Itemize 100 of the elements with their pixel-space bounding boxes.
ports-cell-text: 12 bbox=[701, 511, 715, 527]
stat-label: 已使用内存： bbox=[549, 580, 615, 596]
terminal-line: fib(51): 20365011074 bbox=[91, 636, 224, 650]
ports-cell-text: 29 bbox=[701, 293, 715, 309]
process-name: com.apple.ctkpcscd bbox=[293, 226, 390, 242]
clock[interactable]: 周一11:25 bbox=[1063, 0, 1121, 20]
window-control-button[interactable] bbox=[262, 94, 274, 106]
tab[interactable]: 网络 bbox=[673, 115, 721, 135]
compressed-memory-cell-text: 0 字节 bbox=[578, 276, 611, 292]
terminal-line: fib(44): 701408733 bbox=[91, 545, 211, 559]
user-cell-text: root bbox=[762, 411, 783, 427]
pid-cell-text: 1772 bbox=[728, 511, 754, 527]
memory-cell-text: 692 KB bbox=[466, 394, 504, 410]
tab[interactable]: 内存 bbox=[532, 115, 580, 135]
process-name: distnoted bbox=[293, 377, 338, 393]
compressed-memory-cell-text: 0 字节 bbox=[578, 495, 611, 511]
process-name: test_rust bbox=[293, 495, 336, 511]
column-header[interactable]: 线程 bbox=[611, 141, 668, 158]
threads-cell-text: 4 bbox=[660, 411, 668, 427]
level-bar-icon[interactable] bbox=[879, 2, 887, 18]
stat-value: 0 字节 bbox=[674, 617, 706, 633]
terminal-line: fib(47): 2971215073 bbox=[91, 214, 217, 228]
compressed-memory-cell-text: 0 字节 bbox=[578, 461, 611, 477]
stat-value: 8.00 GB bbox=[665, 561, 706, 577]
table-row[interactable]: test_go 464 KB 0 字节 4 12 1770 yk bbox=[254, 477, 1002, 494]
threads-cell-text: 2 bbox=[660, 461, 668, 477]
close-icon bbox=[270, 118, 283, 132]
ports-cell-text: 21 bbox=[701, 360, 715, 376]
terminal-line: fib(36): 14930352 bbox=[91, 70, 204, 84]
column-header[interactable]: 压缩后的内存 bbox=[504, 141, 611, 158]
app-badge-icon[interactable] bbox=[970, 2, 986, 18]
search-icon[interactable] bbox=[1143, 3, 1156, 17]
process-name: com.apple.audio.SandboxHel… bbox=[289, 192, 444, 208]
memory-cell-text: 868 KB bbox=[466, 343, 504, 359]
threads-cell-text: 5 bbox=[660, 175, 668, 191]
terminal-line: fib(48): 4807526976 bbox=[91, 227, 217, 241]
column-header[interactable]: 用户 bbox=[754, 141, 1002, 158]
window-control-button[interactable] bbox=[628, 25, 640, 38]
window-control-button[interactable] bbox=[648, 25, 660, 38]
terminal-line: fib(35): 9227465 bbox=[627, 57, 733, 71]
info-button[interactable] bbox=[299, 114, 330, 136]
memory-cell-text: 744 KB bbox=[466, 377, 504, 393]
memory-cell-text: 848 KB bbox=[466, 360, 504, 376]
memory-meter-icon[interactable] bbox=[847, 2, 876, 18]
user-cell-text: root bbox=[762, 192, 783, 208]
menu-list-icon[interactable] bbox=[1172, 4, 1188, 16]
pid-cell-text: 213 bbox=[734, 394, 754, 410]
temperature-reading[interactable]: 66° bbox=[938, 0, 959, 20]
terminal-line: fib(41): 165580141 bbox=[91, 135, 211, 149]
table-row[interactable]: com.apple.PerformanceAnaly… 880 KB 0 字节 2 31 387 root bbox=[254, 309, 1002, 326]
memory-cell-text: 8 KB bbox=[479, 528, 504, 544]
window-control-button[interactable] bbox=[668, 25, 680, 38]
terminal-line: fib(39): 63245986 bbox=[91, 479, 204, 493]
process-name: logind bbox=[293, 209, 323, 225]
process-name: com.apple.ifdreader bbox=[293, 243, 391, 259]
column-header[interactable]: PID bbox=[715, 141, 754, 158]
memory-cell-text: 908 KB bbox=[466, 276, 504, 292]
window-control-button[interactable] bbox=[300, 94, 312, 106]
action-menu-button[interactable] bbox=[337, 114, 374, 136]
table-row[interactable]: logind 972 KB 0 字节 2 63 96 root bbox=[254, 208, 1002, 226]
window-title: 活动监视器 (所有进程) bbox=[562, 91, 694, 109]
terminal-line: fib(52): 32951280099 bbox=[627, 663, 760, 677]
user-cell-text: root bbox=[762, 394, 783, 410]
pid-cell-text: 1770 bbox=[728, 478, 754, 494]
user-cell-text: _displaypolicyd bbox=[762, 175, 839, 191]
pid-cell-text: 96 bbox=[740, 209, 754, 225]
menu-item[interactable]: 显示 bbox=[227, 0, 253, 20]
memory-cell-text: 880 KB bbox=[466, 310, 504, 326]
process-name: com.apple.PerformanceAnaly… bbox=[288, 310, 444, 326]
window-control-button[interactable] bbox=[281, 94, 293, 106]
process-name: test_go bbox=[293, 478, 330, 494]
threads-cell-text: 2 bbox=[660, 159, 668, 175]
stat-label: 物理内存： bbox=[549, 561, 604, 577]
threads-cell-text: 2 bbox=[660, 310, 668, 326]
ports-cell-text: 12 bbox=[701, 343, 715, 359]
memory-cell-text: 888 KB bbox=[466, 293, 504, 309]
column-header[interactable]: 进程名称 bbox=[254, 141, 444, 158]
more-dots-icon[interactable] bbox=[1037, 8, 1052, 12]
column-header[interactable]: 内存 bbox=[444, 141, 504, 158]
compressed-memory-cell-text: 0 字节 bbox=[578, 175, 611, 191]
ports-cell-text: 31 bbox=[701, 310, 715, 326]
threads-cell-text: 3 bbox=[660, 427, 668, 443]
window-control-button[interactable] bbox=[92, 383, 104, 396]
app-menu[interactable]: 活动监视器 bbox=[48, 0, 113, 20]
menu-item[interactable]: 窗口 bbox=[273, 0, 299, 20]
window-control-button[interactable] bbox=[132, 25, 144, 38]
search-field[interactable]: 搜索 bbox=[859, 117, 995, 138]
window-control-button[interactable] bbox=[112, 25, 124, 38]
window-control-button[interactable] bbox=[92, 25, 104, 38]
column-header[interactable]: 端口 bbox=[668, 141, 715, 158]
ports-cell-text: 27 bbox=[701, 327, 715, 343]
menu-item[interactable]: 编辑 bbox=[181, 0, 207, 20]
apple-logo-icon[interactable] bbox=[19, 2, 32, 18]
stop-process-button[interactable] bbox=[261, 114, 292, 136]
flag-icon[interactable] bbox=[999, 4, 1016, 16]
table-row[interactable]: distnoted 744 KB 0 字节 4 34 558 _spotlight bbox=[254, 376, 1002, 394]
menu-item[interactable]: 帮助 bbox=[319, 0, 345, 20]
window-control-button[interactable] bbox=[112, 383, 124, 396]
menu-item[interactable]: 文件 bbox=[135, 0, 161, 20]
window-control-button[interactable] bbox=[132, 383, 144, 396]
▬▬▬
# EXERCISE GOAL:
Render every line of the entries above as a numbered list, omitting any blank lines.

# EXERCISE SOLUTION:
1. Itemize 100 of the elements with their pixel-space bounding boxes.
2. ports-cell-text: 12 bbox=[701, 511, 715, 527]
3. stat-label: 已使用内存： bbox=[549, 580, 615, 596]
4. terminal-line: fib(51): 20365011074 bbox=[91, 636, 224, 650]
5. ports-cell-text: 29 bbox=[701, 293, 715, 309]
6. process-name: com.apple.ctkpcscd bbox=[293, 226, 390, 242]
7. clock[interactable]: 周一11:25 bbox=[1063, 0, 1121, 20]
8. window-control-button[interactable] bbox=[262, 94, 274, 106]
9. tab[interactable]: 网络 bbox=[673, 115, 721, 135]
10. compressed-memory-cell-text: 0 字节 bbox=[578, 276, 611, 292]
11. terminal-line: fib(44): 701408733 bbox=[91, 545, 211, 559]
12. user-cell-text: root bbox=[762, 411, 783, 427]
13. pid-cell-text: 1772 bbox=[728, 511, 754, 527]
14. memory-cell-text: 692 KB bbox=[466, 394, 504, 410]
15. tab[interactable]: 内存 bbox=[532, 115, 580, 135]
16. process-name: distnoted bbox=[293, 377, 338, 393]
17. compressed-memory-cell-text: 0 字节 bbox=[578, 495, 611, 511]
18. process-name: test_rust bbox=[293, 495, 336, 511]
19. column-header[interactable]: 线程 bbox=[611, 141, 668, 158]
20. threads-cell-text: 4 bbox=[660, 411, 668, 427]
21. level-bar-icon[interactable] bbox=[879, 2, 887, 18]
22. stat-value: 0 字节 bbox=[674, 617, 706, 633]
23. terminal-line: fib(47): 2971215073 bbox=[91, 214, 217, 228]
24. compressed-memory-cell-text: 0 字节 bbox=[578, 461, 611, 477]
25. stat-value: 8.00 GB bbox=[665, 561, 706, 577]
26. table-row[interactable]: test_go 464 KB 0 字节 4 12 1770 yk bbox=[254, 477, 1002, 494]
27. threads-cell-text: 2 bbox=[660, 461, 668, 477]
28. close-icon bbox=[270, 118, 283, 132]
29. ports-cell-text: 21 bbox=[701, 360, 715, 376]
30. terminal-line: fib(36): 14930352 bbox=[91, 70, 204, 84]
31. column-header[interactable]: 压缩后的内存 bbox=[504, 141, 611, 158]
32. app-badge-icon[interactable] bbox=[970, 2, 986, 18]
33. search-icon[interactable] bbox=[1143, 3, 1156, 17]
34. process-name: com.apple.audio.SandboxHel… bbox=[289, 192, 444, 208]
35. memory-cell-text: 868 KB bbox=[466, 343, 504, 359]
36. threads-cell-text: 5 bbox=[660, 175, 668, 191]
37. terminal-line: fib(48): 4807526976 bbox=[91, 227, 217, 241]
38. column-header[interactable]: 用户 bbox=[754, 141, 1002, 158]
39. window-control-button[interactable] bbox=[628, 25, 640, 38]
40. window-control-button[interactable] bbox=[648, 25, 660, 38]
41. terminal-line: fib(35): 9227465 bbox=[627, 57, 733, 71]
42. info-button[interactable] bbox=[299, 114, 330, 136]
43. memory-cell-text: 744 KB bbox=[466, 377, 504, 393]
44. memory-cell-text: 848 KB bbox=[466, 360, 504, 376]
45. memory-meter-icon[interactable] bbox=[847, 2, 876, 18]
46. user-cell-text: root bbox=[762, 192, 783, 208]
47. menu-list-icon[interactable] bbox=[1172, 4, 1188, 16]
48. pid-cell-text: 213 bbox=[734, 394, 754, 410]
49. temperature-reading[interactable]: 66° bbox=[938, 0, 959, 20]
50. terminal-line: fib(41): 165580141 bbox=[91, 135, 211, 149]
51. table-row[interactable]: com.apple.PerformanceAnaly… 880 KB 0 字节 2 31 387 root bbox=[254, 309, 1002, 326]
52. memory-cell-text: 8 KB bbox=[479, 528, 504, 544]
53. window-control-button[interactable] bbox=[668, 25, 680, 38]
54. terminal-line: fib(39): 63245986 bbox=[91, 479, 204, 493]
55. process-name: logind bbox=[293, 209, 323, 225]
56. process-name: com.apple.ifdreader bbox=[293, 243, 391, 259]
57. column-header[interactable]: PID bbox=[715, 141, 754, 158]
58. memory-cell-text: 908 KB bbox=[466, 276, 504, 292]
59. window-control-button[interactable] bbox=[300, 94, 312, 106]
60. action-menu-button[interactable] bbox=[337, 114, 374, 136]
61. table-row[interactable]: logind 972 KB 0 字节 2 63 96 root bbox=[254, 208, 1002, 226]
62. window-title: 活动监视器 (所有进程) bbox=[562, 91, 694, 109]
63. terminal-line: fib(52): 32951280099 bbox=[627, 663, 760, 677]
64. user-cell-text: root bbox=[762, 394, 783, 410]
65. pid-cell-text: 1770 bbox=[728, 478, 754, 494]
66. user-cell-text: _displaypolicyd bbox=[762, 175, 839, 191]
67. pid-cell-text: 96 bbox=[740, 209, 754, 225]
68. menu-item[interactable]: 显示 bbox=[227, 0, 253, 20]
69. memory-cell-text: 880 KB bbox=[466, 310, 504, 326]
70. process-name: com.apple.PerformanceAnaly… bbox=[288, 310, 444, 326]
71. window-control-button[interactable] bbox=[281, 94, 293, 106]
72. process-name: test_go bbox=[293, 478, 330, 494]
73. threads-cell-text: 2 bbox=[660, 159, 668, 175]
74. stat-label: 物理内存： bbox=[549, 561, 604, 577]
75. threads-cell-text: 2 bbox=[660, 310, 668, 326]
76. ports-cell-text: 12 bbox=[701, 343, 715, 359]
77. memory-cell-text: 888 KB bbox=[466, 293, 504, 309]
78. column-header[interactable]: 进程名称 bbox=[254, 141, 444, 158]
79. more-dots-icon[interactable] bbox=[1037, 8, 1052, 12]
80. column-header[interactable]: 内存 bbox=[444, 141, 504, 158]
81. compressed-memory-cell-text: 0 字节 bbox=[578, 175, 611, 191]
82. ports-cell-text: 31 bbox=[701, 310, 715, 326]
83. threads-cell-text: 3 bbox=[660, 427, 668, 443]
84. window-control-button[interactable] bbox=[92, 383, 104, 396]
85. app-menu[interactable]: 活动监视器 bbox=[48, 0, 113, 20]
86. menu-item[interactable]: 窗口 bbox=[273, 0, 299, 20]
87. window-control-button[interactable] bbox=[132, 25, 144, 38]
88. search-field[interactable]: 搜索 bbox=[859, 117, 995, 138]
89. window-control-button[interactable] bbox=[112, 25, 124, 38]
90. window-control-button[interactable] bbox=[92, 25, 104, 38]
91. column-header[interactable]: 端口 bbox=[668, 141, 715, 158]
92. ports-cell-text: 27 bbox=[701, 327, 715, 343]
93. menu-item[interactable]: 编辑 bbox=[181, 0, 207, 20]
94. apple-logo-icon[interactable] bbox=[19, 2, 32, 18]
95. stop-process-button[interactable] bbox=[261, 114, 292, 136]
96. flag-icon[interactable] bbox=[999, 4, 1016, 16]
97. table-row[interactable]: distnoted 744 KB 0 字节 4 34 558 _spotlight bbox=[254, 376, 1002, 394]
98. menu-item[interactable]: 帮助 bbox=[319, 0, 345, 20]
99. window-control-button[interactable] bbox=[112, 383, 124, 396]
100. menu-item[interactable]: 文件 bbox=[135, 0, 161, 20]
101. window-control-button[interactable] bbox=[132, 383, 144, 396]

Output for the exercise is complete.